====== RECORDS FOR THIS TASK

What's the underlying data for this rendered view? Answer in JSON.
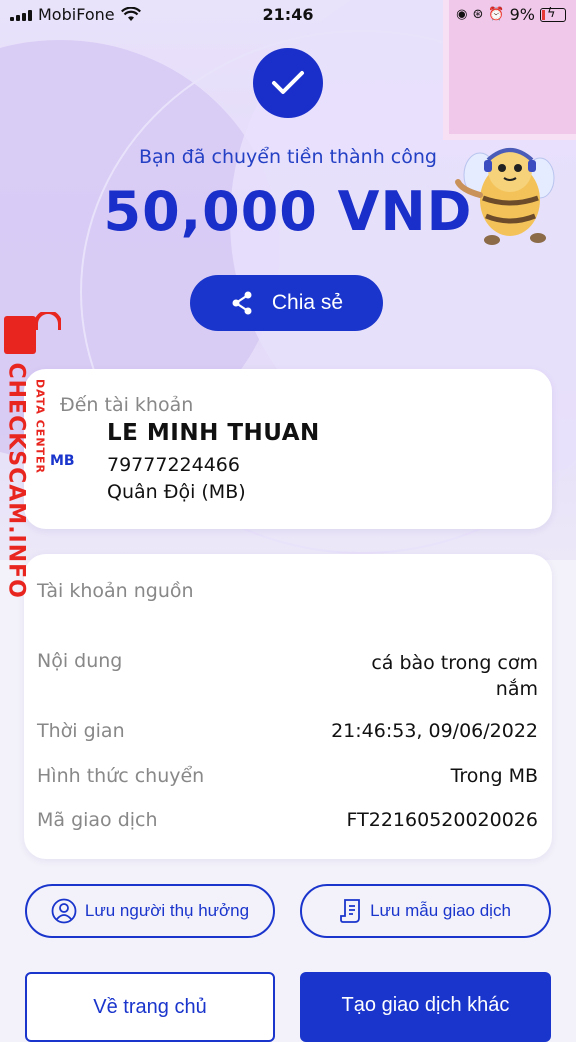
{
  "status_bar": {
    "carrier": "MobiFone",
    "time": "21:46",
    "battery": "9%"
  },
  "result": {
    "message": "Bạn đã chuyển tiền thành công",
    "amount": "50,000 VND"
  },
  "share": {
    "label": "Chia sẻ",
    "icon": "share-icon"
  },
  "recipient": {
    "label": "Đến tài khoản",
    "bank_logo": "MB",
    "name": "LE MINH THUAN",
    "account_number": "79777224466",
    "bank": "Quân Đội (MB)"
  },
  "details": {
    "source_account_label": "Tài khoản nguồn",
    "content_label": "Nội dung",
    "content_value": "cá bào trong cơm nắm",
    "time_label": "Thời gian",
    "time_value": "21:46:53, 09/06/2022",
    "method_label": "Hình thức chuyển",
    "method_value": "Trong MB",
    "code_label": "Mã giao dịch",
    "code_value": "FT22160520020026"
  },
  "actions": {
    "save_payee": "Lưu người thụ hưởng",
    "save_template": "Lưu mẫu giao dịch",
    "home": "Về trang chủ",
    "new_transaction": "Tạo giao dịch khác"
  },
  "watermark": {
    "main": "CHECKSCAM.INFO",
    "sub": "DATA CENTER"
  },
  "colors": {
    "primary": "#1a35cc",
    "watermark": "#e8261f"
  }
}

============

Transcribe the records above exactly as they appear, leaving out any pictures.

What's the underlying data for this rendered view? Answer in JSON.
{
  "status_bar": {
    "carrier": "MobiFone",
    "time": "21:46",
    "battery": "9%"
  },
  "result": {
    "message": "Bạn đã chuyển tiền thành công",
    "amount": "50,000 VND"
  },
  "share": {
    "label": "Chia sẻ",
    "icon": "share-icon"
  },
  "recipient": {
    "label": "Đến tài khoản",
    "bank_logo": "MB",
    "name": "LE MINH THUAN",
    "account_number": "79777224466",
    "bank": "Quân Đội (MB)"
  },
  "details": {
    "source_account_label": "Tài khoản nguồn",
    "content_label": "Nội dung",
    "content_value": "cá bào trong cơm nắm",
    "time_label": "Thời gian",
    "time_value": "21:46:53, 09/06/2022",
    "method_label": "Hình thức chuyển",
    "method_value": "Trong MB",
    "code_label": "Mã giao dịch",
    "code_value": "FT22160520020026"
  },
  "actions": {
    "save_payee": "Lưu người thụ hưởng",
    "save_template": "Lưu mẫu giao dịch",
    "home": "Về trang chủ",
    "new_transaction": "Tạo giao dịch khác"
  },
  "watermark": {
    "main": "CHECKSCAM.INFO",
    "sub": "DATA CENTER"
  },
  "colors": {
    "primary": "#1a35cc",
    "watermark": "#e8261f"
  }
}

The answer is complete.